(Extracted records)
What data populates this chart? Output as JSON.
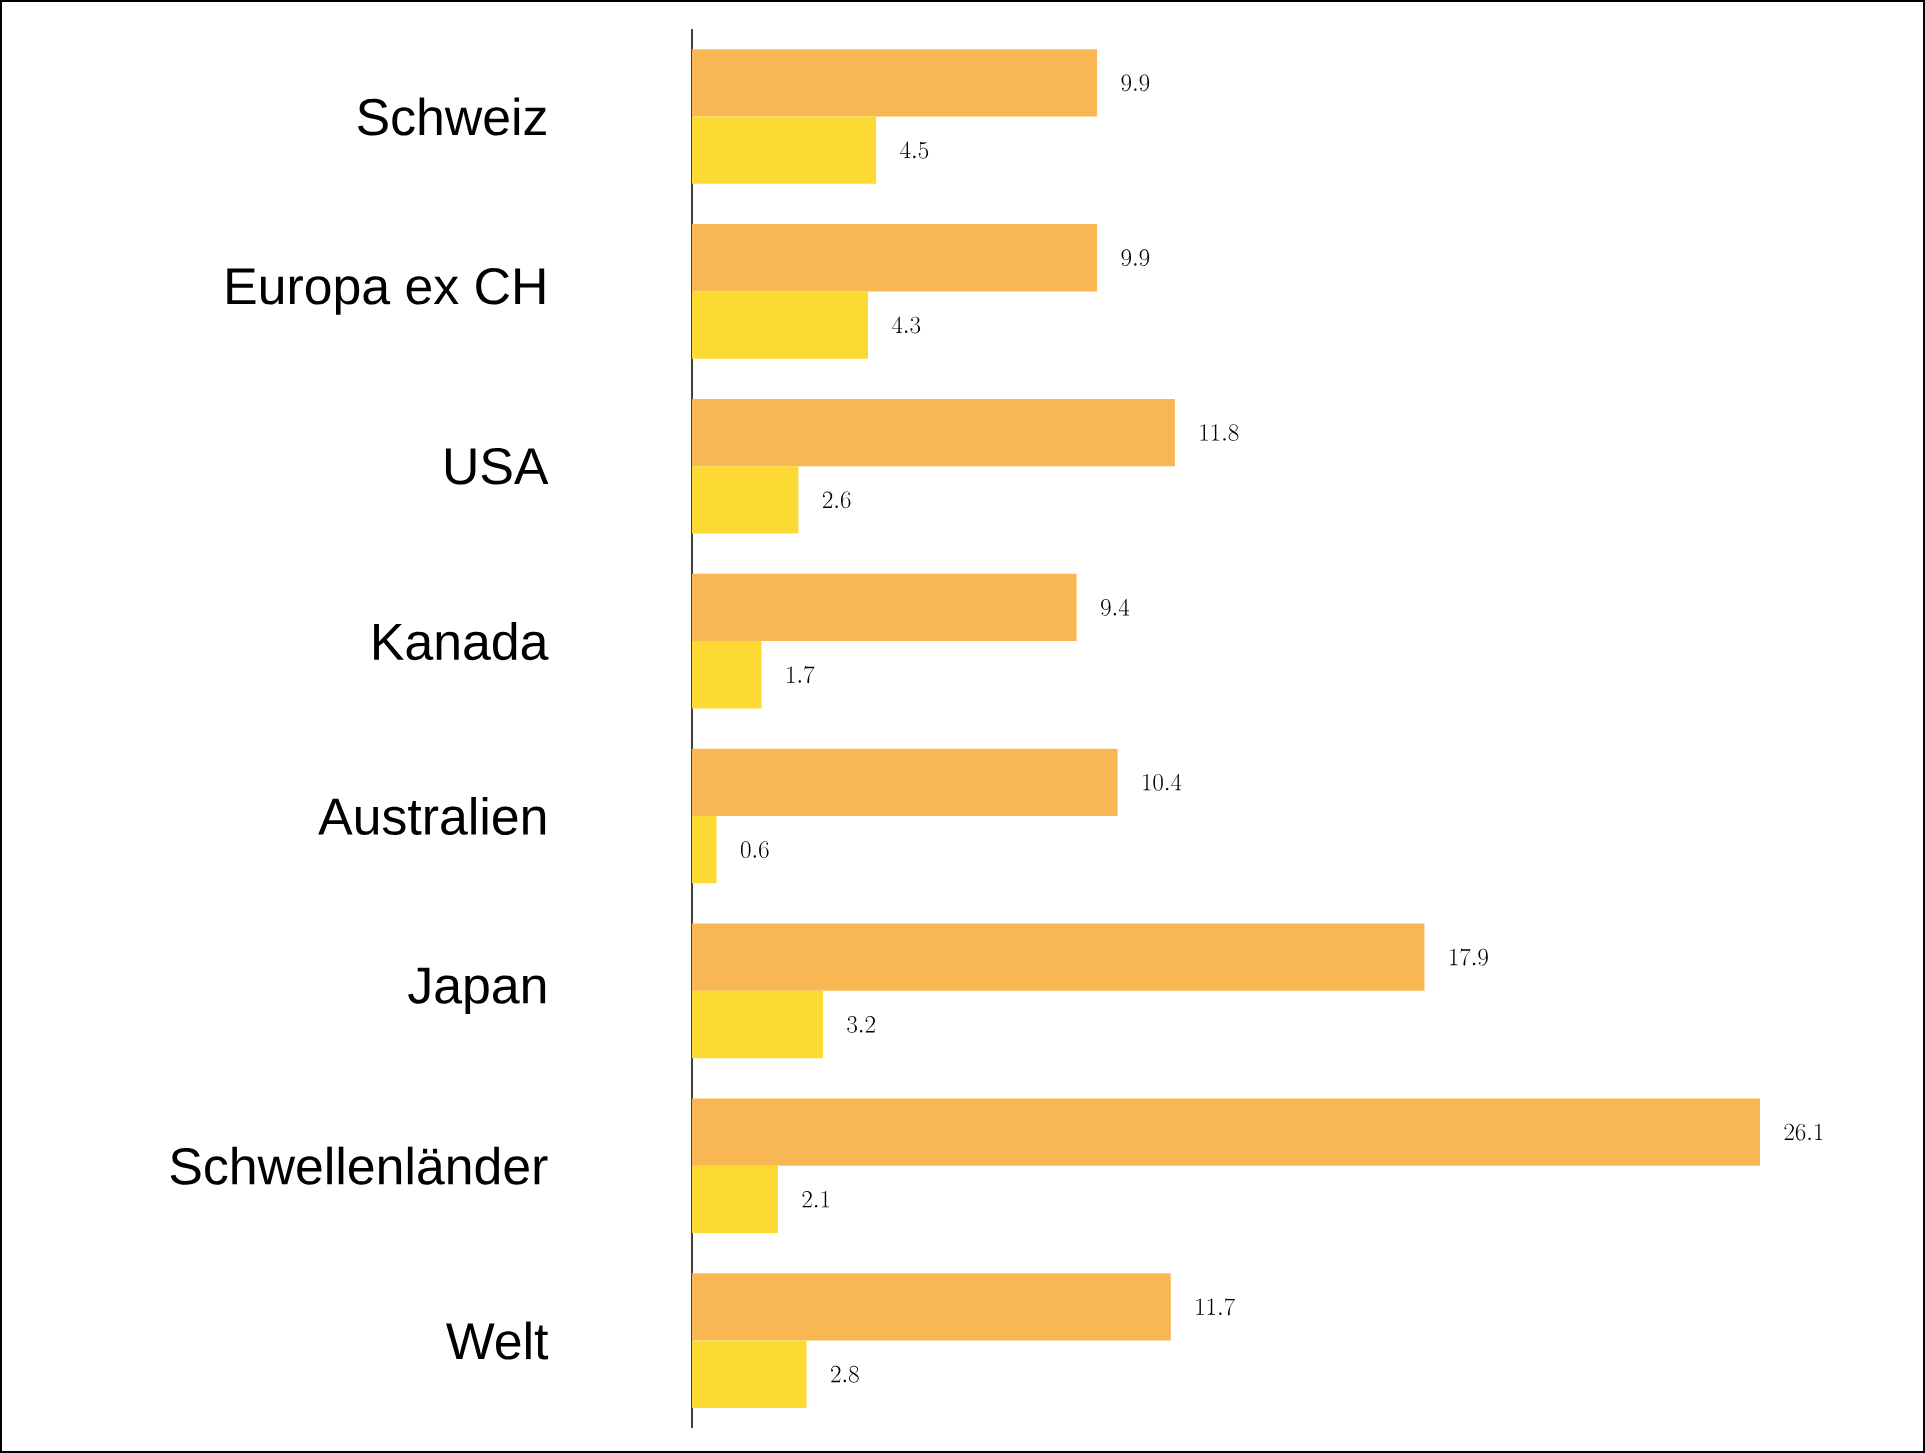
{
  "chart_data": {
    "type": "bar",
    "orientation": "horizontal",
    "data_labels": true,
    "categories": [
      "Schweiz",
      "Europa ex CH",
      "USA",
      "Kanada",
      "Australien",
      "Japan",
      "Schwellenländer",
      "Welt"
    ],
    "series": [
      {
        "color": "#f8b752",
        "values": [
          9.9,
          9.9,
          11.8,
          9.4,
          10.4,
          17.9,
          26.1,
          11.7
        ]
      },
      {
        "color": "#fdda33",
        "values": [
          4.5,
          4.3,
          2.6,
          1.7,
          0.6,
          3.2,
          2.1,
          2.8
        ]
      }
    ]
  }
}
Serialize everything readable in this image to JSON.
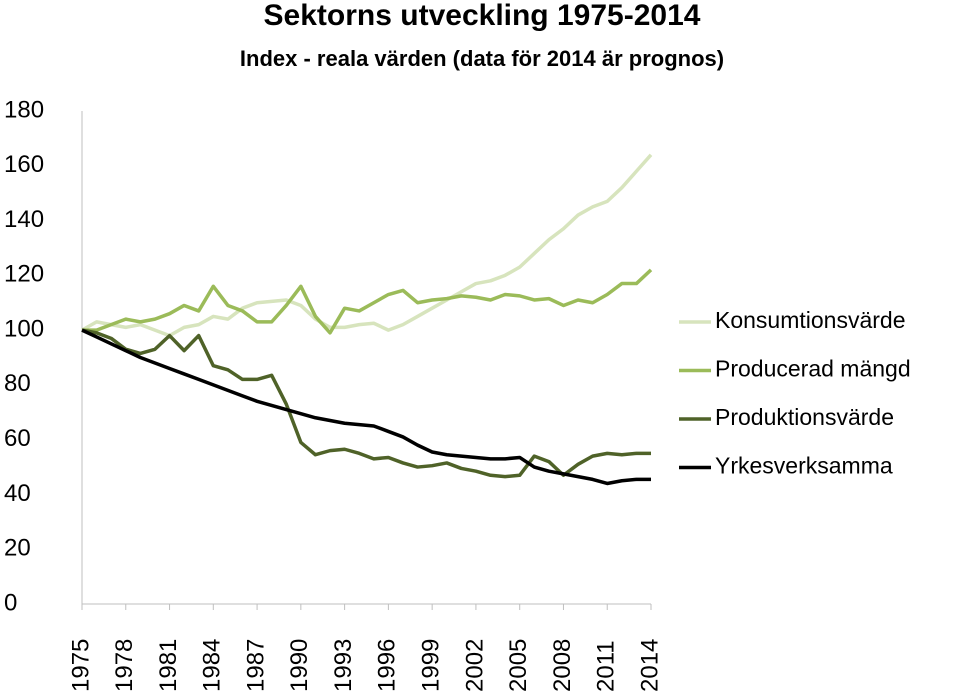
{
  "chart_data": {
    "type": "line",
    "title": "Sektorns utveckling 1975-2014",
    "subtitle": "Index - reala värden (data för 2014 är prognos)",
    "x": [
      1975,
      1976,
      1977,
      1978,
      1979,
      1980,
      1981,
      1982,
      1983,
      1984,
      1985,
      1986,
      1987,
      1988,
      1989,
      1990,
      1991,
      1992,
      1993,
      1994,
      1995,
      1996,
      1997,
      1998,
      1999,
      2000,
      2001,
      2002,
      2003,
      2004,
      2005,
      2006,
      2007,
      2008,
      2009,
      2010,
      2011,
      2012,
      2013,
      2014
    ],
    "xlim": [
      1975,
      2014
    ],
    "xticks": [
      1975,
      1978,
      1981,
      1984,
      1987,
      1990,
      1993,
      1996,
      1999,
      2002,
      2005,
      2008,
      2011,
      2014
    ],
    "ylim": [
      0,
      180
    ],
    "yticks": [
      0,
      20,
      40,
      60,
      80,
      100,
      120,
      140,
      160,
      180
    ],
    "grid": false,
    "legend": "right",
    "series": [
      {
        "name": "Konsumtionsvärde",
        "color": "#d7e4bd",
        "values": [
          100,
          103,
          102,
          101,
          102,
          100,
          98,
          101,
          102,
          105,
          104,
          108,
          110,
          110.5,
          111,
          109,
          104,
          101,
          101,
          102,
          102.5,
          100,
          102,
          105,
          108,
          111,
          114,
          117,
          118,
          120,
          123,
          128,
          133,
          137,
          142,
          145,
          147,
          152,
          158,
          164
        ]
      },
      {
        "name": "Producerad mängd",
        "color": "#9bbb59",
        "values": [
          100,
          100,
          102,
          104,
          103,
          104,
          106,
          109,
          107,
          116,
          109,
          107,
          103,
          103,
          109,
          116,
          105,
          99,
          108,
          107,
          110,
          113,
          114.5,
          110,
          111,
          111.5,
          112.5,
          112,
          111,
          113,
          112.5,
          111,
          111.5,
          109,
          111,
          110,
          113,
          117,
          117,
          122
        ]
      },
      {
        "name": "Produktionsvärde",
        "color": "#4f6228",
        "values": [
          100,
          99,
          97,
          93,
          91.5,
          93,
          98,
          92.5,
          98,
          87,
          85.5,
          82,
          82,
          83.5,
          73,
          59,
          54.5,
          56,
          56.5,
          55,
          53,
          53.5,
          51.5,
          50,
          50.5,
          51.5,
          49.5,
          48.5,
          47,
          46.5,
          47,
          54,
          52,
          47,
          51,
          54,
          55,
          54.5,
          55,
          55
        ]
      },
      {
        "name": "Yrkesverksamma",
        "color": "#000000",
        "values": [
          100,
          97.5,
          95,
          92.5,
          90,
          88,
          86,
          84,
          82,
          80,
          78,
          76,
          74,
          72.5,
          71,
          69.5,
          68,
          67,
          66,
          65.5,
          65,
          63,
          61,
          58,
          55.5,
          54.5,
          54,
          53.5,
          53,
          53,
          53.5,
          50,
          48.5,
          47.5,
          46.5,
          45.5,
          44,
          45,
          45.5,
          45.5
        ]
      }
    ]
  }
}
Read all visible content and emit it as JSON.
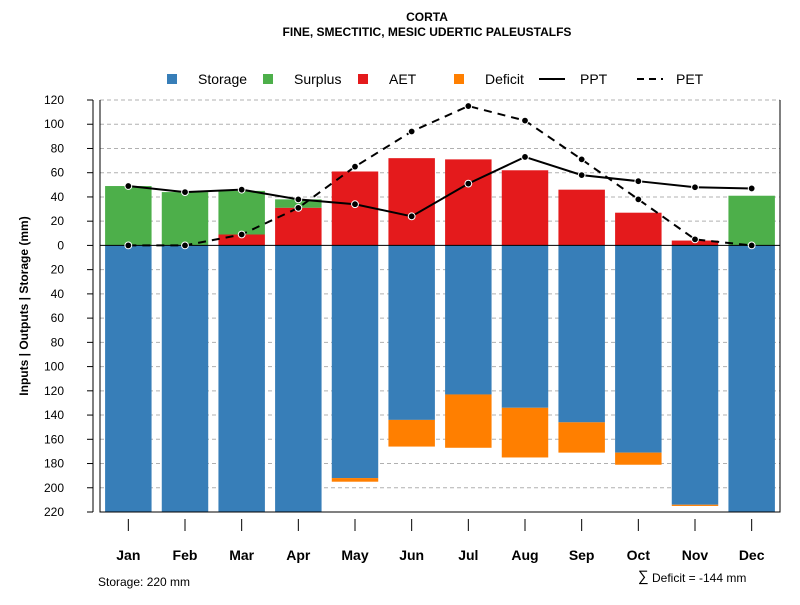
{
  "chart_data": {
    "type": "bar",
    "title": "CORTA",
    "subtitle": "FINE, SMECTITIC, MESIC UDERTIC PALEUSTALFS",
    "ylabel": "Inputs | Outputs | Storage     (mm)",
    "ylim": [
      -220,
      120
    ],
    "yticks": [
      120,
      100,
      80,
      60,
      40,
      20,
      0,
      -20,
      -40,
      -60,
      -80,
      -100,
      -120,
      -140,
      -160,
      -180,
      -200,
      -220
    ],
    "ytick_labels": [
      "120",
      "100",
      "80",
      "60",
      "40",
      "20",
      "0",
      "20",
      "40",
      "60",
      "80",
      "100",
      "120",
      "140",
      "160",
      "180",
      "200",
      "220"
    ],
    "grid": true,
    "categories": [
      "Jan",
      "Feb",
      "Mar",
      "Apr",
      "May",
      "Jun",
      "Jul",
      "Aug",
      "Sep",
      "Oct",
      "Nov",
      "Dec"
    ],
    "legend": {
      "placement": "top",
      "entries": [
        {
          "label": "Storage",
          "kind": "box",
          "color": "#377EB8"
        },
        {
          "label": "Surplus",
          "kind": "box",
          "color": "#4DAF4A"
        },
        {
          "label": "AET",
          "kind": "box",
          "color": "#E41A1C"
        },
        {
          "label": "Deficit",
          "kind": "box",
          "color": "#FF7F00"
        },
        {
          "label": "PPT",
          "kind": "solid-line",
          "color": "#000000"
        },
        {
          "label": "PET",
          "kind": "dashed-line",
          "color": "#000000"
        }
      ]
    },
    "series": [
      {
        "name": "Surplus",
        "color": "#4DAF4A",
        "bottom": [
          0,
          0,
          9,
          31,
          0,
          0,
          0,
          0,
          0,
          0,
          0,
          0
        ],
        "values": [
          49,
          44,
          36,
          7,
          0,
          0,
          0,
          0,
          0,
          0,
          0,
          41
        ]
      },
      {
        "name": "AET",
        "color": "#E41A1C",
        "bottom": [
          0,
          0,
          0,
          0,
          0,
          0,
          0,
          0,
          0,
          0,
          0,
          0
        ],
        "values": [
          0,
          0,
          9,
          31,
          61,
          72,
          71,
          62,
          46,
          27,
          4,
          0
        ]
      },
      {
        "name": "Storage",
        "color": "#377EB8",
        "values": [
          220,
          220,
          220,
          220,
          192,
          144,
          123,
          134,
          146,
          171,
          214,
          220
        ]
      },
      {
        "name": "Deficit",
        "color": "#FF7F00",
        "values": [
          0,
          0,
          0,
          0,
          3,
          22,
          44,
          41,
          25,
          10,
          1,
          0
        ]
      },
      {
        "name": "PPT",
        "color": "#000000",
        "values": [
          49,
          44,
          46,
          38,
          34,
          24,
          51,
          73,
          58,
          53,
          48,
          47
        ]
      },
      {
        "name": "PET",
        "color": "#000000",
        "values": [
          0,
          0,
          9,
          31,
          65,
          94,
          115,
          103,
          71,
          38,
          5,
          0
        ]
      }
    ],
    "footer_left": "Storage: 220 mm",
    "footer_right_symbol": "∑",
    "footer_right": "Deficit = -144 mm"
  }
}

Problem to work on: Restate the records above in full, word for word. Keep pictures out.

Solution to this problem:
What data populates this chart? Output as JSON.
{
  "chart_data": {
    "type": "bar",
    "orientation": "horizontal",
    "data_labels": true,
    "categories": [
      "Schweiz",
      "Europa ex CH",
      "USA",
      "Kanada",
      "Australien",
      "Japan",
      "Schwellenländer",
      "Welt"
    ],
    "series": [
      {
        "color": "#f8b752",
        "values": [
          9.9,
          9.9,
          11.8,
          9.4,
          10.4,
          17.9,
          26.1,
          11.7
        ]
      },
      {
        "color": "#fdda33",
        "values": [
          4.5,
          4.3,
          2.6,
          1.7,
          0.6,
          3.2,
          2.1,
          2.8
        ]
      }
    ]
  }
}
Serialize everything readable in this image to JSON.
{
  "chart_data": {
    "type": "line",
    "title": "Sektorns utveckling 1975-2014",
    "subtitle": "Index - reala värden (data för 2014 är prognos)",
    "x": [
      1975,
      1976,
      1977,
      1978,
      1979,
      1980,
      1981,
      1982,
      1983,
      1984,
      1985,
      1986,
      1987,
      1988,
      1989,
      1990,
      1991,
      1992,
      1993,
      1994,
      1995,
      1996,
      1997,
      1998,
      1999,
      2000,
      2001,
      2002,
      2003,
      2004,
      2005,
      2006,
      2007,
      2008,
      2009,
      2010,
      2011,
      2012,
      2013,
      2014
    ],
    "xlim": [
      1975,
      2014
    ],
    "xticks": [
      1975,
      1978,
      1981,
      1984,
      1987,
      1990,
      1993,
      1996,
      1999,
      2002,
      2005,
      2008,
      2011,
      2014
    ],
    "ylim": [
      0,
      180
    ],
    "yticks": [
      0,
      20,
      40,
      60,
      80,
      100,
      120,
      140,
      160,
      180
    ],
    "grid": false,
    "legend": "right",
    "series": [
      {
        "name": "Konsumtionsvärde",
        "color": "#d7e4bd",
        "values": [
          100,
          103,
          102,
          101,
          102,
          100,
          98,
          101,
          102,
          105,
          104,
          108,
          110,
          110.5,
          111,
          109,
          104,
          101,
          101,
          102,
          102.5,
          100,
          102,
          105,
          108,
          111,
          114,
          117,
          118,
          120,
          123,
          128,
          133,
          137,
          142,
          145,
          147,
          152,
          158,
          164
        ]
      },
      {
        "name": "Producerad mängd",
        "color": "#9bbb59",
        "values": [
          100,
          100,
          102,
          104,
          103,
          104,
          106,
          109,
          107,
          116,
          109,
          107,
          103,
          103,
          109,
          116,
          105,
          99,
          108,
          107,
          110,
          113,
          114.5,
          110,
          111,
          111.5,
          112.5,
          112,
          111,
          113,
          112.5,
          111,
          111.5,
          109,
          111,
          110,
          113,
          117,
          117,
          122
        ]
      },
      {
        "name": "Produktionsvärde",
        "color": "#4f6228",
        "values": [
          100,
          99,
          97,
          93,
          91.5,
          93,
          98,
          92.5,
          98,
          87,
          85.5,
          82,
          82,
          83.5,
          73,
          59,
          54.5,
          56,
          56.5,
          55,
          53,
          53.5,
          51.5,
          50,
          50.5,
          51.5,
          49.5,
          48.5,
          47,
          46.5,
          47,
          54,
          52,
          47,
          51,
          54,
          55,
          54.5,
          55,
          55
        ]
      },
      {
        "name": "Yrkesverksamma",
        "color": "#000000",
        "values": [
          100,
          97.5,
          95,
          92.5,
          90,
          88,
          86,
          84,
          82,
          80,
          78,
          76,
          74,
          72.5,
          71,
          69.5,
          68,
          67,
          66,
          65.5,
          65,
          63,
          61,
          58,
          55.5,
          54.5,
          54,
          53.5,
          53,
          53,
          53.5,
          50,
          48.5,
          47.5,
          46.5,
          45.5,
          44,
          45,
          45.5,
          45.5
        ]
      }
    ]
  }
}
Read all visible content and emit it as JSON.
{
  "chart_data": {
    "type": "bar",
    "title": "CORTA",
    "subtitle": "FINE, SMECTITIC, MESIC UDERTIC PALEUSTALFS",
    "ylabel": "Inputs | Outputs | Storage     (mm)",
    "ylim": [
      -220,
      120
    ],
    "yticks": [
      120,
      100,
      80,
      60,
      40,
      20,
      0,
      -20,
      -40,
      -60,
      -80,
      -100,
      -120,
      -140,
      -160,
      -180,
      -200,
      -220
    ],
    "ytick_labels": [
      "120",
      "100",
      "80",
      "60",
      "40",
      "20",
      "0",
      "20",
      "40",
      "60",
      "80",
      "100",
      "120",
      "140",
      "160",
      "180",
      "200",
      "220"
    ],
    "grid": true,
    "categories": [
      "Jan",
      "Feb",
      "Mar",
      "Apr",
      "May",
      "Jun",
      "Jul",
      "Aug",
      "Sep",
      "Oct",
      "Nov",
      "Dec"
    ],
    "legend": {
      "placement": "top",
      "entries": [
        {
          "label": "Storage",
          "kind": "box",
          "color": "#377EB8"
        },
        {
          "label": "Surplus",
          "kind": "box",
          "color": "#4DAF4A"
        },
        {
          "label": "AET",
          "kind": "box",
          "color": "#E41A1C"
        },
        {
          "label": "Deficit",
          "kind": "box",
          "color": "#FF7F00"
        },
        {
          "label": "PPT",
          "kind": "solid-line",
          "color": "#000000"
        },
        {
          "label": "PET",
          "kind": "dashed-line",
          "color": "#000000"
        }
      ]
    },
    "series": [
      {
        "name": "Surplus",
        "color": "#4DAF4A",
        "bottom": [
          0,
          0,
          9,
          31,
          0,
          0,
          0,
          0,
          0,
          0,
          0,
          0
        ],
        "values": [
          49,
          44,
          36,
          7,
          0,
          0,
          0,
          0,
          0,
          0,
          0,
          41
        ]
      },
      {
        "name": "AET",
        "color": "#E41A1C",
        "bottom": [
          0,
          0,
          0,
          0,
          0,
          0,
          0,
          0,
          0,
          0,
          0,
          0
        ],
        "values": [
          0,
          0,
          9,
          31,
          61,
          72,
          71,
          62,
          46,
          27,
          4,
          0
        ]
      },
      {
        "name": "Storage",
        "color": "#377EB8",
        "values": [
          220,
          220,
          220,
          220,
          192,
          144,
          123,
          134,
          146,
          171,
          214,
          220
        ]
      },
      {
        "name": "Deficit",
        "color": "#FF7F00",
        "values": [
          0,
          0,
          0,
          0,
          3,
          22,
          44,
          41,
          25,
          10,
          1,
          0
        ]
      },
      {
        "name": "PPT",
        "color": "#000000",
        "values": [
          49,
          44,
          46,
          38,
          34,
          24,
          51,
          73,
          58,
          53,
          48,
          47
        ]
      },
      {
        "name": "PET",
        "color": "#000000",
        "values": [
          0,
          0,
          9,
          31,
          65,
          94,
          115,
          103,
          71,
          38,
          5,
          0
        ]
      }
    ],
    "footer_left": "Storage: 220 mm",
    "footer_right_symbol": "∑",
    "footer_right": "Deficit = -144 mm"
  }
}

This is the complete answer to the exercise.